_TAREA 1_
Responde estas preguntas según el texto sobre Mariano Puga:
(a) ¿A qué lugar llegó Mariano Puga y en qué época?
(b) ¿De qué parroquia venía la persona que visitó al autor en su casa?
(c) ¿Cómo se define el autor al preguntar qué podía hacer en el conversatorio?
_TAREA 2_
Prosigue el texto sobre Mariano Puga a partir de su última oración.

Mariano Puga y el comunista

No será menester rezar palabras santificadoras como tampoco religiosidades varias para este hombre

Mariano Puga y el comunista

Autor: Absalón Opazo

No será menester rezar palabras santificadoras como tampoco religiosidades varias para este hombre. Imagino habrán gentes indicadas para ello. El Mariano llegó a La Legua a principios de los noventas, y sorprendió con su discurso agitador. Sacando la parroquia a la calle como decía. Sorprendió además, su ejemplo de inclusión política.

Un ateo haciendo misa…

En algún minuto alguien de la parroquia San Cayetano me visita en mi casa y me dice que se va a realizar un conversatorio. Sorprendido, pregunté que podía hacer yo ahí siendo comunista y ateo -gracias a dios-. El emisario me miró y me dijo que venía de parte de Mariano Puga y que él quería que yo hablara en dicho evento. Que me esperaba el día x a las tantas horas.

_MATERIAL SUMINISTRADO_

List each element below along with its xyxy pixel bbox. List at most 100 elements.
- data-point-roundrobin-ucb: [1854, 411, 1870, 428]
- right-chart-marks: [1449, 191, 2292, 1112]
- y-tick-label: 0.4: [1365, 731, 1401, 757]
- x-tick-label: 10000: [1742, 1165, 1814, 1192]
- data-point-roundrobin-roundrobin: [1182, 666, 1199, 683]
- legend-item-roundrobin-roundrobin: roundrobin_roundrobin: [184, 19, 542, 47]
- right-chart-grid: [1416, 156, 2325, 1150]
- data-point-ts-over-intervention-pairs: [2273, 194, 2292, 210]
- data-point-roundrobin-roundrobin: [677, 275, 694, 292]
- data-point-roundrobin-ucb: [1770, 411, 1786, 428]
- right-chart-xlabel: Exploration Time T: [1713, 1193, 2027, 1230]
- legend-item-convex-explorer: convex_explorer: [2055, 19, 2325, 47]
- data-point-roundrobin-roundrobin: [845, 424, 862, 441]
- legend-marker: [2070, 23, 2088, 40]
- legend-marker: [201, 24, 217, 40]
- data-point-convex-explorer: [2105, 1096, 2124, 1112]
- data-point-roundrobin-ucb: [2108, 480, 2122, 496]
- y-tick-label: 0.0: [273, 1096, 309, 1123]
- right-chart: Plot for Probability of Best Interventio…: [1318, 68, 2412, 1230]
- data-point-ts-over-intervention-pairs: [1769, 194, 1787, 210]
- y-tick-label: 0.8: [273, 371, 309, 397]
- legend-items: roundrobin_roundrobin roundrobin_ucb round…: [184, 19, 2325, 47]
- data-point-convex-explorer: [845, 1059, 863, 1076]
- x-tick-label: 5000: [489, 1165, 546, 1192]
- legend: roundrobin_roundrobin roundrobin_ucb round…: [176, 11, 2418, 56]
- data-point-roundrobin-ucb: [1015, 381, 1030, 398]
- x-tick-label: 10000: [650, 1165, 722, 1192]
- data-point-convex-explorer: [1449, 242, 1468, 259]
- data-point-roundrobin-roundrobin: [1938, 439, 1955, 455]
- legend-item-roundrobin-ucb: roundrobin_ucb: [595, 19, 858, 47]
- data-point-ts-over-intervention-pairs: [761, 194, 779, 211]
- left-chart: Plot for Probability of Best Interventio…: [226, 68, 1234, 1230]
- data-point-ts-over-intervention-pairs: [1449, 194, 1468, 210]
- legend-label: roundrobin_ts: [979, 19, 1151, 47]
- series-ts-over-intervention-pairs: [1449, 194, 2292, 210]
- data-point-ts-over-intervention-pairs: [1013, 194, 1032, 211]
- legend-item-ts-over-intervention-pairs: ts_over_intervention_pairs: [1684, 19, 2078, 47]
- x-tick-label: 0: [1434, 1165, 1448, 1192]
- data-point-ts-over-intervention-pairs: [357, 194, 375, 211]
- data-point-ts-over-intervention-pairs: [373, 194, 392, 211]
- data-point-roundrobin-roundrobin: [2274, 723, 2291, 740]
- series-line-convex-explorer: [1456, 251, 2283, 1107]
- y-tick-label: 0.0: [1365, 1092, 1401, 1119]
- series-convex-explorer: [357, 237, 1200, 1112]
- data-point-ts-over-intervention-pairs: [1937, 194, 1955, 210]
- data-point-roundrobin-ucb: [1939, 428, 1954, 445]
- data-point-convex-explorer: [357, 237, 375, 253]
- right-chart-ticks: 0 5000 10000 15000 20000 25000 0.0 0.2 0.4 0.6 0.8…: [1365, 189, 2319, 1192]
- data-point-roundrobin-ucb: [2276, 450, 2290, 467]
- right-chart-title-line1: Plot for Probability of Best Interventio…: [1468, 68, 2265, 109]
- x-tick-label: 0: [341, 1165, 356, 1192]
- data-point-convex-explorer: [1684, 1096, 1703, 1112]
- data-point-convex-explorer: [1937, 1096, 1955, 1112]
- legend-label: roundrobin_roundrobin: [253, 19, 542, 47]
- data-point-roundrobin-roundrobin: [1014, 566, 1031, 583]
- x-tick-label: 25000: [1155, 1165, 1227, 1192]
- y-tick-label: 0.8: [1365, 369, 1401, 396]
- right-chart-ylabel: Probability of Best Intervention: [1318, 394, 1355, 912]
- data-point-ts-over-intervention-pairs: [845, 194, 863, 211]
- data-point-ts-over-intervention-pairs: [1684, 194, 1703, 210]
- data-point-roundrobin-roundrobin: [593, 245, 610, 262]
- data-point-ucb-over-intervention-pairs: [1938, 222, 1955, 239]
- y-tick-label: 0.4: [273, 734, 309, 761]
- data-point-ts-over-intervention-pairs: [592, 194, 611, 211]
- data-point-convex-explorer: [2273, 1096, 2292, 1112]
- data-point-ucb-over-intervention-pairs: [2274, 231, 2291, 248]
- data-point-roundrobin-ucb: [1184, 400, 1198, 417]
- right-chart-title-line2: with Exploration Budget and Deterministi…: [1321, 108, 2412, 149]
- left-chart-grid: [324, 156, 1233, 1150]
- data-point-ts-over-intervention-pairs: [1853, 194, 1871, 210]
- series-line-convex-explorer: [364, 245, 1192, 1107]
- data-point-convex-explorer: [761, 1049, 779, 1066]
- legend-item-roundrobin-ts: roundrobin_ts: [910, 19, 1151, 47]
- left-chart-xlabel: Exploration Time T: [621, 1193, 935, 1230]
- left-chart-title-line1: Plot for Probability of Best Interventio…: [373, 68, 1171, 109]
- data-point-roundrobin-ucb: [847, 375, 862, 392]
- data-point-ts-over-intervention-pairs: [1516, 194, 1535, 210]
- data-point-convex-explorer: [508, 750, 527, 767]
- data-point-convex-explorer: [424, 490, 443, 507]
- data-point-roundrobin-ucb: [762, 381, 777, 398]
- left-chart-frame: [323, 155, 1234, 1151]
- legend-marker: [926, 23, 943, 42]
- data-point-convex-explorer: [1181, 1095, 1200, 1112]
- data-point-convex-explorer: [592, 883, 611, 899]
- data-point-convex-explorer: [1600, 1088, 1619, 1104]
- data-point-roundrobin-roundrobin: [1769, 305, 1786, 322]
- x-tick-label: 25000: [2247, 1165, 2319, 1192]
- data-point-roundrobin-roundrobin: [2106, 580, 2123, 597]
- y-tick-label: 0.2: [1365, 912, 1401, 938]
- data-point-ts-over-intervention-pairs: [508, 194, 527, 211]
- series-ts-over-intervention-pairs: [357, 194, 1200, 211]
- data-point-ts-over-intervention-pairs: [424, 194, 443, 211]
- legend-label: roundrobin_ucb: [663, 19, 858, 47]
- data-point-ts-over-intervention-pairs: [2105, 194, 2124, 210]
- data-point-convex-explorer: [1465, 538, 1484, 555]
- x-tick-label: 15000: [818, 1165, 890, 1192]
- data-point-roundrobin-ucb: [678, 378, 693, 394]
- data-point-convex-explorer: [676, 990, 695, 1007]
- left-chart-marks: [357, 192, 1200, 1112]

_RESPUESTA 1_
(a) Llegó a La Legua a principios de los noventa.
(b) Venía de la parroquia San Cayetano.
(c) Se define como comunista y ateo.

_RESPUESTA 2_
¿Se habrán equivocado?, pensé. ¿Qué querrá Mariano que hable, si mi visión es crítica? Al otro día me lo encontré en la esquina, pues vivía unas casas mas allá de la mía, y le pregunté a boca de jarro cuál era la idea. Con su amplia sonrisa y firme vozarrón, me indicó que quería que fuera a hablar lo que pensaba de la iglesia y su rol en la población. ¡Pero Mariano!, respondí, tú sabes que soy comunista y ateo y mis ideas de la iglesia son bastante criticas, ¿estás seguro? «Ya po’ chico, ¡no te hagai de rogar!», respondió firme. «Anda nomás, habrán cositas ricas pa’ comer y va a estar entretenido, así que te espero».

Antes de la cita, dudé en ir, pensé que mis palabras podrían provocar tal desaire que o me echaban a patadas en la raja de la iglesia, o bien, metía en problemas a Mariano con su comunidad. Le pregunté a un amigo de la parroquia y me dijo que Mariano estaba con la firme idea de hacer la iglesia en la calle y no a puertas cerradas, y para ello necesitaba la opinión de gente lejana a la religión. Por eso me había invitado, lo cual, por cierto, me confidenció mi amigo, «en algunos sectores no fue visto con muy buenos ojos por tu condición política».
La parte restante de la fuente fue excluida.